The input
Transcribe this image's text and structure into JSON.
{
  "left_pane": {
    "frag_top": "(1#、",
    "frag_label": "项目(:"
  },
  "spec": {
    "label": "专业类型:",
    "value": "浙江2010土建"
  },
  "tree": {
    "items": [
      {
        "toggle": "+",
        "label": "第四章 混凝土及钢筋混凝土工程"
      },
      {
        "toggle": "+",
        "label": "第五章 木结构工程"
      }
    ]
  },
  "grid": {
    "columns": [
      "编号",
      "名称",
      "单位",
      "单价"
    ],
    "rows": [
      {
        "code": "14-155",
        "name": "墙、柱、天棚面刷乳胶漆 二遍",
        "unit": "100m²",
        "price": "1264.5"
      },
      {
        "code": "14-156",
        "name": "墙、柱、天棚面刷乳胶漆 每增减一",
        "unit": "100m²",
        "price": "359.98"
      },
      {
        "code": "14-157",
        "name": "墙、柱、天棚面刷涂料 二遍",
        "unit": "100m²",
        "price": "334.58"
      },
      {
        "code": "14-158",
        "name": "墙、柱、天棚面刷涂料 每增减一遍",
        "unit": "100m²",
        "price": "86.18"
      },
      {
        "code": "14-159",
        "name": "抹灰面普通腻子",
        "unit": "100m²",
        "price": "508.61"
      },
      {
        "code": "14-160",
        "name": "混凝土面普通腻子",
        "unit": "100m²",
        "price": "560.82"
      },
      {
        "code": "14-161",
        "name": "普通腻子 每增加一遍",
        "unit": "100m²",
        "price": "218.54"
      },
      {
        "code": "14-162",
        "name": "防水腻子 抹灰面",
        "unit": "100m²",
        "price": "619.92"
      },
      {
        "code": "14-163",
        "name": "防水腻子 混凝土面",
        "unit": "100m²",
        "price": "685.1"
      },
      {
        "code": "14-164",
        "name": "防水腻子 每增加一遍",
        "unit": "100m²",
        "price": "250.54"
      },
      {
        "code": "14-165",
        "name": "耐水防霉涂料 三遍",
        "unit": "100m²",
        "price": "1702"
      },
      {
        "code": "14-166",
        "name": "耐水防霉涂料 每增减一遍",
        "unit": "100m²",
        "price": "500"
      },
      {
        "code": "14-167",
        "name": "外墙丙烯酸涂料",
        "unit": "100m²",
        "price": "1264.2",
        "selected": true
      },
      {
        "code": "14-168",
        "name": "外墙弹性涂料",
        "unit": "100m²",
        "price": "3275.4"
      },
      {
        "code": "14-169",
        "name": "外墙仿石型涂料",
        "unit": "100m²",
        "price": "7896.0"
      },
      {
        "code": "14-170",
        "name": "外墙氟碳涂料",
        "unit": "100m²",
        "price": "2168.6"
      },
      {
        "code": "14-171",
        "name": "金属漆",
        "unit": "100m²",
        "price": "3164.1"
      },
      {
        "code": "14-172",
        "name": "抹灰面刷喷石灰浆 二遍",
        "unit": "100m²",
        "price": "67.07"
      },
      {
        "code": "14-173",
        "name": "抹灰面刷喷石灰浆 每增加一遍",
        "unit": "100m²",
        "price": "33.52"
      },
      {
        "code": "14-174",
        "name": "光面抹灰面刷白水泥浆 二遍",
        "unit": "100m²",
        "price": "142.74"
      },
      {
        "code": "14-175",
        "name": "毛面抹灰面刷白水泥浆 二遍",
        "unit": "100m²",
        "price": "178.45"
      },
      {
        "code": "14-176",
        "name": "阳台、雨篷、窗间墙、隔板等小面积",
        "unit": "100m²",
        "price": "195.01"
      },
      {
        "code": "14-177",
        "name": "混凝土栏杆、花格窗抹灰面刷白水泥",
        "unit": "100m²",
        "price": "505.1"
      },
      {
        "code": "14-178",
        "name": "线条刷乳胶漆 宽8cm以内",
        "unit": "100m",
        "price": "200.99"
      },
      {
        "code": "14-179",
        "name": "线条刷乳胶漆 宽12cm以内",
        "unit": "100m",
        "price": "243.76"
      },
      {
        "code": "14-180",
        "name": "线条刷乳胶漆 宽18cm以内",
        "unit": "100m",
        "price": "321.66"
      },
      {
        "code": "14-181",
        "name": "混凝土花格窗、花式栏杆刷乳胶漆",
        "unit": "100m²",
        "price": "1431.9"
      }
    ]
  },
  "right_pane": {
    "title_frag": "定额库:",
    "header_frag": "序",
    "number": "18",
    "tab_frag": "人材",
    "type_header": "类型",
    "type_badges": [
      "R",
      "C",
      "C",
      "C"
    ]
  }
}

Aim of the exercise
From the records above, please extract every line and repeat it exactly.

Response to the exercise
Transcribe this image's text and structure into JSON.
{
  "left_pane": {
    "frag_top": "(1#、",
    "frag_label": "项目(:"
  },
  "spec": {
    "label": "专业类型:",
    "value": "浙江2010土建"
  },
  "tree": {
    "items": [
      {
        "toggle": "+",
        "label": "第四章 混凝土及钢筋混凝土工程"
      },
      {
        "toggle": "+",
        "label": "第五章 木结构工程"
      }
    ]
  },
  "grid": {
    "columns": [
      "编号",
      "名称",
      "单位",
      "单价"
    ],
    "rows": [
      {
        "code": "14-155",
        "name": "墙、柱、天棚面刷乳胶漆 二遍",
        "unit": "100m²",
        "price": "1264.5"
      },
      {
        "code": "14-156",
        "name": "墙、柱、天棚面刷乳胶漆 每增减一",
        "unit": "100m²",
        "price": "359.98"
      },
      {
        "code": "14-157",
        "name": "墙、柱、天棚面刷涂料 二遍",
        "unit": "100m²",
        "price": "334.58"
      },
      {
        "code": "14-158",
        "name": "墙、柱、天棚面刷涂料 每增减一遍",
        "unit": "100m²",
        "price": "86.18"
      },
      {
        "code": "14-159",
        "name": "抹灰面普通腻子",
        "unit": "100m²",
        "price": "508.61"
      },
      {
        "code": "14-160",
        "name": "混凝土面普通腻子",
        "unit": "100m²",
        "price": "560.82"
      },
      {
        "code": "14-161",
        "name": "普通腻子 每增加一遍",
        "unit": "100m²",
        "price": "218.54"
      },
      {
        "code": "14-162",
        "name": "防水腻子 抹灰面",
        "unit": "100m²",
        "price": "619.92"
      },
      {
        "code": "14-163",
        "name": "防水腻子 混凝土面",
        "unit": "100m²",
        "price": "685.1"
      },
      {
        "code": "14-164",
        "name": "防水腻子 每增加一遍",
        "unit": "100m²",
        "price": "250.54"
      },
      {
        "code": "14-165",
        "name": "耐水防霉涂料 三遍",
        "unit": "100m²",
        "price": "1702"
      },
      {
        "code": "14-166",
        "name": "耐水防霉涂料 每增减一遍",
        "unit": "100m²",
        "price": "500"
      },
      {
        "code": "14-167",
        "name": "外墙丙烯酸涂料",
        "unit": "100m²",
        "price": "1264.2",
        "selected": true
      },
      {
        "code": "14-168",
        "name": "外墙弹性涂料",
        "unit": "100m²",
        "price": "3275.4"
      },
      {
        "code": "14-169",
        "name": "外墙仿石型涂料",
        "unit": "100m²",
        "price": "7896.0"
      },
      {
        "code": "14-170",
        "name": "外墙氟碳涂料",
        "unit": "100m²",
        "price": "2168.6"
      },
      {
        "code": "14-171",
        "name": "金属漆",
        "unit": "100m²",
        "price": "3164.1"
      },
      {
        "code": "14-172",
        "name": "抹灰面刷喷石灰浆 二遍",
        "unit": "100m²",
        "price": "67.07"
      },
      {
        "code": "14-173",
        "name": "抹灰面刷喷石灰浆 每增加一遍",
        "unit": "100m²",
        "price": "33.52"
      },
      {
        "code": "14-174",
        "name": "光面抹灰面刷白水泥浆 二遍",
        "unit": "100m²",
        "price": "142.74"
      },
      {
        "code": "14-175",
        "name": "毛面抹灰面刷白水泥浆 二遍",
        "unit": "100m²",
        "price": "178.45"
      },
      {
        "code": "14-176",
        "name": "阳台、雨篷、窗间墙、隔板等小面积",
        "unit": "100m²",
        "price": "195.01"
      },
      {
        "code": "14-177",
        "name": "混凝土栏杆、花格窗抹灰面刷白水泥",
        "unit": "100m²",
        "price": "505.1"
      },
      {
        "code": "14-178",
        "name": "线条刷乳胶漆 宽8cm以内",
        "unit": "100m",
        "price": "200.99"
      },
      {
        "code": "14-179",
        "name": "线条刷乳胶漆 宽12cm以内",
        "unit": "100m",
        "price": "243.76"
      },
      {
        "code": "14-180",
        "name": "线条刷乳胶漆 宽18cm以内",
        "unit": "100m",
        "price": "321.66"
      },
      {
        "code": "14-181",
        "name": "混凝土花格窗、花式栏杆刷乳胶漆",
        "unit": "100m²",
        "price": "1431.9"
      }
    ]
  },
  "right_pane": {
    "title_frag": "定额库:",
    "header_frag": "序",
    "number": "18",
    "tab_frag": "人材",
    "type_header": "类型",
    "type_badges": [
      "R",
      "C",
      "C",
      "C"
    ]
  }
}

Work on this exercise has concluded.